▸ Directions for this task: Render the lines below as a Markdown table with the columns Row and Line. Start at the first line, end with the line containing "696, 843, 757]" (both included), and leave out any blank lines.

----------------

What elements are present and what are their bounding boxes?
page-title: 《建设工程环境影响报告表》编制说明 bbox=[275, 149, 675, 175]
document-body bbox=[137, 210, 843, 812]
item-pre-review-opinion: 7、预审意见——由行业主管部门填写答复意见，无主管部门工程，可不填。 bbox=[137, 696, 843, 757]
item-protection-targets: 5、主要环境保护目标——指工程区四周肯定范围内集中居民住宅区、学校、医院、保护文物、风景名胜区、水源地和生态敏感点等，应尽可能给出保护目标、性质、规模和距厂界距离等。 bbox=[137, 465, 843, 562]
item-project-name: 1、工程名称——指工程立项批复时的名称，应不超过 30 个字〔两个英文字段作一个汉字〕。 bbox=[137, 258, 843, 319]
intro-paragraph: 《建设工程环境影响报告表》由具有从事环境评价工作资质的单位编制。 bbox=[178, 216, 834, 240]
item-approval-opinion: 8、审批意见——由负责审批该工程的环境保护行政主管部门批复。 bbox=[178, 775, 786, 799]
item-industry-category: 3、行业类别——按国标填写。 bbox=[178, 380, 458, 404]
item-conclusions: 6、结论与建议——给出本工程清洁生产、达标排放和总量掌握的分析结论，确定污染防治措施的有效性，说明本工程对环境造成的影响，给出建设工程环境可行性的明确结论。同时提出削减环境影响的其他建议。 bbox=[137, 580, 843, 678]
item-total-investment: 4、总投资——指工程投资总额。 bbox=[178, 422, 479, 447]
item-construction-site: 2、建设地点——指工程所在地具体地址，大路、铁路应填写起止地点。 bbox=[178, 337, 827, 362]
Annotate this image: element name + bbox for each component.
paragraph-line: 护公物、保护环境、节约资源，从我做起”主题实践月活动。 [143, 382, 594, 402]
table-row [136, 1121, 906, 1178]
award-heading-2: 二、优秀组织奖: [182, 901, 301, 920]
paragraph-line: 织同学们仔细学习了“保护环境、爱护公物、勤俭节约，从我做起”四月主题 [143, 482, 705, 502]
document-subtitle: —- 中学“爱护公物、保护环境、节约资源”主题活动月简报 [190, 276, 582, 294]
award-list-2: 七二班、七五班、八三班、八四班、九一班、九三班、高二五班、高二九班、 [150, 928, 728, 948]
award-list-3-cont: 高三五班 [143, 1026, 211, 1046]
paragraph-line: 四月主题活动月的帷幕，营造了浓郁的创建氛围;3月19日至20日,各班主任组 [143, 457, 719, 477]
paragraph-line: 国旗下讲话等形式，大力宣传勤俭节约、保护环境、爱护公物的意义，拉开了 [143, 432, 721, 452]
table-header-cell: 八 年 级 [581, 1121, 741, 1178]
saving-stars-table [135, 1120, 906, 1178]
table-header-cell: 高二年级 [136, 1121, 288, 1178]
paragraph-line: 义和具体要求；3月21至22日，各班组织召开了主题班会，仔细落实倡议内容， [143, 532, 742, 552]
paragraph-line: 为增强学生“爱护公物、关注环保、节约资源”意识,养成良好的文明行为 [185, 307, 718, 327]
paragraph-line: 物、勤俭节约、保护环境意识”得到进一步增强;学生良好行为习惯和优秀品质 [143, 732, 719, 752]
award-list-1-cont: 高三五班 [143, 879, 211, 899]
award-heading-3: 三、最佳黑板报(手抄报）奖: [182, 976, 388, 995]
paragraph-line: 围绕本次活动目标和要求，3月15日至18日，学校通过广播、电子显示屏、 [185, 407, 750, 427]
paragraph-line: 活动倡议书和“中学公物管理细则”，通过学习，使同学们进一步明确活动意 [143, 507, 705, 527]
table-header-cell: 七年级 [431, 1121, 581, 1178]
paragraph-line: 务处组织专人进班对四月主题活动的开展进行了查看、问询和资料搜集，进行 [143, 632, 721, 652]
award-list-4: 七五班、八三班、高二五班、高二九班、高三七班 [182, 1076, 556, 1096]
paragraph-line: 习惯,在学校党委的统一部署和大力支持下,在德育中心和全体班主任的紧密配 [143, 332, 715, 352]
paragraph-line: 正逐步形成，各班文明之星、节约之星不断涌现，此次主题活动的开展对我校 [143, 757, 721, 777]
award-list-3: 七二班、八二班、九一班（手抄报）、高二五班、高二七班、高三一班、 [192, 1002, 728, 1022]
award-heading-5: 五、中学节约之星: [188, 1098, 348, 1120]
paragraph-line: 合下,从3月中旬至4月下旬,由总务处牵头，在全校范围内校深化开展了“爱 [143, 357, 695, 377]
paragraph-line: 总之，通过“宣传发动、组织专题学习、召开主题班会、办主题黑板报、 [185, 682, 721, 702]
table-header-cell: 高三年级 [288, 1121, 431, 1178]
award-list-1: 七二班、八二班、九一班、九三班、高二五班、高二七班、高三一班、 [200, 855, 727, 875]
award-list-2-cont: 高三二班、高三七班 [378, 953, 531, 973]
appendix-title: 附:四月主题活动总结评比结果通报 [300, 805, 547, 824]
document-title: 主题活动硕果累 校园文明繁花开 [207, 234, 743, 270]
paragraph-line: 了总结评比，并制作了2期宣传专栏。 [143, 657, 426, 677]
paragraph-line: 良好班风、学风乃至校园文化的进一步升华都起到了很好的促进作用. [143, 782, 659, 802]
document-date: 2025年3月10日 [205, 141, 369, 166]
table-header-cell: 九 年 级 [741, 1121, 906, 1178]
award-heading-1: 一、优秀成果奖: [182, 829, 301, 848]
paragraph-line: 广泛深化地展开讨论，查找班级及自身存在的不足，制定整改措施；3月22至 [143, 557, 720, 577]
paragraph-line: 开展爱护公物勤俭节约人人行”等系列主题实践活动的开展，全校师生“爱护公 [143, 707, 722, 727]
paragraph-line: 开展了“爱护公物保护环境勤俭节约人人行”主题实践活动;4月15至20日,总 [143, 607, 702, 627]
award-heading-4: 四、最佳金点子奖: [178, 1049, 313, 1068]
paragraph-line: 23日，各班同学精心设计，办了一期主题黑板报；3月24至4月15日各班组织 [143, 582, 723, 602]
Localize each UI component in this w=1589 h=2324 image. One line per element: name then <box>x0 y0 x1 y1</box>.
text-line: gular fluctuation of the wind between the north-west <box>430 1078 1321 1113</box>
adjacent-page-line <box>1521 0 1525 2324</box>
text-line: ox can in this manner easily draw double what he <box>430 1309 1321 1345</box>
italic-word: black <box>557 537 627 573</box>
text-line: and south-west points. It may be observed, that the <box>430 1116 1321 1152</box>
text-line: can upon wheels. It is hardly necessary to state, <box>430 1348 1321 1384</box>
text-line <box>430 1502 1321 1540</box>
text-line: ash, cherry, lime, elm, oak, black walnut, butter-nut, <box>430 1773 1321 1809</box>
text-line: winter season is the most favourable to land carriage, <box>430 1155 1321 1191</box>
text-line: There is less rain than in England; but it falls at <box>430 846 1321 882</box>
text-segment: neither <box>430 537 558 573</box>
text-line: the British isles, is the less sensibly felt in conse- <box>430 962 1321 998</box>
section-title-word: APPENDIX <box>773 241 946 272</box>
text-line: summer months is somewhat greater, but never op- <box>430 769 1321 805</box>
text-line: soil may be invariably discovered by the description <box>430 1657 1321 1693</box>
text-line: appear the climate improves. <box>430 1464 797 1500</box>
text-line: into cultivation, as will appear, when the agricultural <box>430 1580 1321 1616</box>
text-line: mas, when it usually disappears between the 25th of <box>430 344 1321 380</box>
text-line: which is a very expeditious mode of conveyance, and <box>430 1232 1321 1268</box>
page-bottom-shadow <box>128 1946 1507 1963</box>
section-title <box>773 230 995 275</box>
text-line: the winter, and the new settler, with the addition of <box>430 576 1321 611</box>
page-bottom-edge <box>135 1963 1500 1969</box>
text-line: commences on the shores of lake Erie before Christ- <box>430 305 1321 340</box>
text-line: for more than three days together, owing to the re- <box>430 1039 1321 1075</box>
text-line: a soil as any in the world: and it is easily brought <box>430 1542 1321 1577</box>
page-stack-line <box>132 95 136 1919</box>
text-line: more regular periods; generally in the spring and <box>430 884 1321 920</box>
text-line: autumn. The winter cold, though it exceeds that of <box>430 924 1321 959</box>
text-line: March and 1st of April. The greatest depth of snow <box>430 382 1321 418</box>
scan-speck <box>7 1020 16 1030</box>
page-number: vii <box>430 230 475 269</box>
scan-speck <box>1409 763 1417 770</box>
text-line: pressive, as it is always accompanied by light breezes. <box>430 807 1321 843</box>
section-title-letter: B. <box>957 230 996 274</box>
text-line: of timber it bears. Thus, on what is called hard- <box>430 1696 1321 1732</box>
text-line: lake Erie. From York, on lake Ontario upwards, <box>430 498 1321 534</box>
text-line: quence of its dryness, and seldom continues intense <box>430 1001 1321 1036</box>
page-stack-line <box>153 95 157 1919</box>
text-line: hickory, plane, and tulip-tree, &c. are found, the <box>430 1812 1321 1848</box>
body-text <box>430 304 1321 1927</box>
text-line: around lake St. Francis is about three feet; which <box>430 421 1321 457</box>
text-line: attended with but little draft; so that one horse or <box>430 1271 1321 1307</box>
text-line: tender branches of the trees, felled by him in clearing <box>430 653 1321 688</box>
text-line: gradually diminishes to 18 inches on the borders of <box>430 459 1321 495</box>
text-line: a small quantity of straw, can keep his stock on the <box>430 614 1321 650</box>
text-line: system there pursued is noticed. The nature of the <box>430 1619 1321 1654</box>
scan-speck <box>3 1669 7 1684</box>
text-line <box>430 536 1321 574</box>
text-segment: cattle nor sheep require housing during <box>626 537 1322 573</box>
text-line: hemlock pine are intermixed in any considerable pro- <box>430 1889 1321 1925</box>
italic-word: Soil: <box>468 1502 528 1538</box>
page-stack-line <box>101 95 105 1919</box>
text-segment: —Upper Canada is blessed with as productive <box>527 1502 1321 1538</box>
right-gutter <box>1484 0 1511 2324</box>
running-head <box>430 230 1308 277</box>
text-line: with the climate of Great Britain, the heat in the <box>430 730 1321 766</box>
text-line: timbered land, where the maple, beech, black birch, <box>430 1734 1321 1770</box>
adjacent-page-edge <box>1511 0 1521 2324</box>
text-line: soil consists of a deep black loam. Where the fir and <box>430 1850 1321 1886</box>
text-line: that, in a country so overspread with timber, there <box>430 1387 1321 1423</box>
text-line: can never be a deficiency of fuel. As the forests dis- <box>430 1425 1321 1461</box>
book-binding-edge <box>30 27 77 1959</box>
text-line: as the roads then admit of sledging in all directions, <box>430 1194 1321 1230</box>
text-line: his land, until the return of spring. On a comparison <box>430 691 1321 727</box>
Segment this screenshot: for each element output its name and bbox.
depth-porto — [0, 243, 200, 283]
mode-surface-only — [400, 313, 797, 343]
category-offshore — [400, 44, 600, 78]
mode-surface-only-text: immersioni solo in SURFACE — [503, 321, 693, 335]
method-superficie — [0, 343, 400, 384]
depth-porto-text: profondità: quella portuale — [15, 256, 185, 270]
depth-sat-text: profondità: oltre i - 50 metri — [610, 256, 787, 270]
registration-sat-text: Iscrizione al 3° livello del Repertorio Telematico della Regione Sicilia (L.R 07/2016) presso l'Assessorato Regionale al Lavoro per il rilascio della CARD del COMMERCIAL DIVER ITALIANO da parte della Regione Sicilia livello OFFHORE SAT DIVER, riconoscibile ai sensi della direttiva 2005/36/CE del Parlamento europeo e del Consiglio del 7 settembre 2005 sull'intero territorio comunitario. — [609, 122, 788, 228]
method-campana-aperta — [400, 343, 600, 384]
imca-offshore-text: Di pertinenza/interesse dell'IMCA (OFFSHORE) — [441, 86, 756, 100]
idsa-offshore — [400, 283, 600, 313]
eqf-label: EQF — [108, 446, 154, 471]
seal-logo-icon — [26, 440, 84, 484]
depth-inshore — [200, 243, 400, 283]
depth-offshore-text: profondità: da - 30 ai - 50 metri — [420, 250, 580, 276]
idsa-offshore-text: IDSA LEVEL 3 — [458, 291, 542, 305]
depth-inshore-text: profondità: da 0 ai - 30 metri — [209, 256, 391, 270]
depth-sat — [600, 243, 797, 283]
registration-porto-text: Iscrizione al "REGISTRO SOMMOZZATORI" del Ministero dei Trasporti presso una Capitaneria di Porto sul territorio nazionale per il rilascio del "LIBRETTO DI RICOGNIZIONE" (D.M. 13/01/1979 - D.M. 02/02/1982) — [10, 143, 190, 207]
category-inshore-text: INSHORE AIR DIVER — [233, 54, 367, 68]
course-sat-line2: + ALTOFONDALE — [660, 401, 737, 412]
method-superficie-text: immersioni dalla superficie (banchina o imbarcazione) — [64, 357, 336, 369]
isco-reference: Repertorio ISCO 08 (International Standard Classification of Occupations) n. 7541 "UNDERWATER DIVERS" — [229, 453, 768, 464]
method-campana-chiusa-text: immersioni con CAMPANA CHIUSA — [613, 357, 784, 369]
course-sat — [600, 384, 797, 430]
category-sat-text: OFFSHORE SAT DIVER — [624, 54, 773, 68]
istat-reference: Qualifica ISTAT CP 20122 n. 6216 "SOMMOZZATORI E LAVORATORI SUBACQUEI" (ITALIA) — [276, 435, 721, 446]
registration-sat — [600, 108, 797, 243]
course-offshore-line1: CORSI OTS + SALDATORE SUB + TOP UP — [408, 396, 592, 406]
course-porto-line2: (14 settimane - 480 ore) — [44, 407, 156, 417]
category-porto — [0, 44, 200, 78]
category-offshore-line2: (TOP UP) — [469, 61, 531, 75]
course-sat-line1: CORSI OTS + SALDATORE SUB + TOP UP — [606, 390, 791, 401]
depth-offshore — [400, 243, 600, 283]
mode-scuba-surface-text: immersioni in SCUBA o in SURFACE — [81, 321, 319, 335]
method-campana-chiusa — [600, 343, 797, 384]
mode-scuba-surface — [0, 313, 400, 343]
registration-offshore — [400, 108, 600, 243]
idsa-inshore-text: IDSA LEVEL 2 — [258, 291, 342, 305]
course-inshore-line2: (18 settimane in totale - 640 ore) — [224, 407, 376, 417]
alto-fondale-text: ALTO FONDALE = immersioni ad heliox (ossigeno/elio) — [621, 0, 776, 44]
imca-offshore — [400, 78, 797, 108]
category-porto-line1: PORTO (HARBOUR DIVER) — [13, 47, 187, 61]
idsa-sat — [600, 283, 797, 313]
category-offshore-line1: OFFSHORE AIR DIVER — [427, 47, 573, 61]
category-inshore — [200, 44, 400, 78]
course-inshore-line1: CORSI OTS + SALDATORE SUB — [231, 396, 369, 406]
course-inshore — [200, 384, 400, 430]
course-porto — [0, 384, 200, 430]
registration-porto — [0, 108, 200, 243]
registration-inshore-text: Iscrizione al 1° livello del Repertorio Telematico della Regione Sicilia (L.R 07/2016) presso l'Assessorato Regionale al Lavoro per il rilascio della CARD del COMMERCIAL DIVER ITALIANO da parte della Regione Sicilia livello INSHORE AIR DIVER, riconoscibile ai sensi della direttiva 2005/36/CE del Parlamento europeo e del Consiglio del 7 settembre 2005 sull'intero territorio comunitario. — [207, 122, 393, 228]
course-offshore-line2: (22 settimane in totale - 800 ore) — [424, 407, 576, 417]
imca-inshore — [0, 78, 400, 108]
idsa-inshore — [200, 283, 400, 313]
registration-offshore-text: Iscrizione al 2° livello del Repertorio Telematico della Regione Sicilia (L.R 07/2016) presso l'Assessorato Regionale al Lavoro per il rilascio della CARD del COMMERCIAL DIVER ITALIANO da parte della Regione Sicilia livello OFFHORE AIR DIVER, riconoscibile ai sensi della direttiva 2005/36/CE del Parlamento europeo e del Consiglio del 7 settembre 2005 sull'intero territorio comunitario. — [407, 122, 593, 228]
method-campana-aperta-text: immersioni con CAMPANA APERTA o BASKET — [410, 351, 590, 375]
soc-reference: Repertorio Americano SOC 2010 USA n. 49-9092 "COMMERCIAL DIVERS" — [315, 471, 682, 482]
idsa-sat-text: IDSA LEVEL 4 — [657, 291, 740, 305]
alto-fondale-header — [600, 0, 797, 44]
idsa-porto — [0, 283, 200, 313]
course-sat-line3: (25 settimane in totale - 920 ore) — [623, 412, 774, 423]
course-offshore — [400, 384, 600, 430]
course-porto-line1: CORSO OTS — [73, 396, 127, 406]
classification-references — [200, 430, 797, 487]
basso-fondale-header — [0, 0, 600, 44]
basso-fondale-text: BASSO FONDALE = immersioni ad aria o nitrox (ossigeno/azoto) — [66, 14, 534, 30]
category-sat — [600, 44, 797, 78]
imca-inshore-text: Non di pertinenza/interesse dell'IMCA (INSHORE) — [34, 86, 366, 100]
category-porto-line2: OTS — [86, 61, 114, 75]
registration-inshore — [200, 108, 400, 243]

----------------

▸ Task answer:
| Row | Line |
|---|---|
| 1 | What elements are present and what are their bounding boxes? |
| 2 | page-title: 《建设工程环境影响报告表》编制说明 bbox=[275, 149, 675, 175] |
| 3 | document-body bbox=[137, 210, 843, 812] |
| 4 | item-pre-review-opinion: 7、预审意见——由行业主管部门填写答复意见，无主管部门工程，可不填。 bbox=[137, 696, 843, 757] |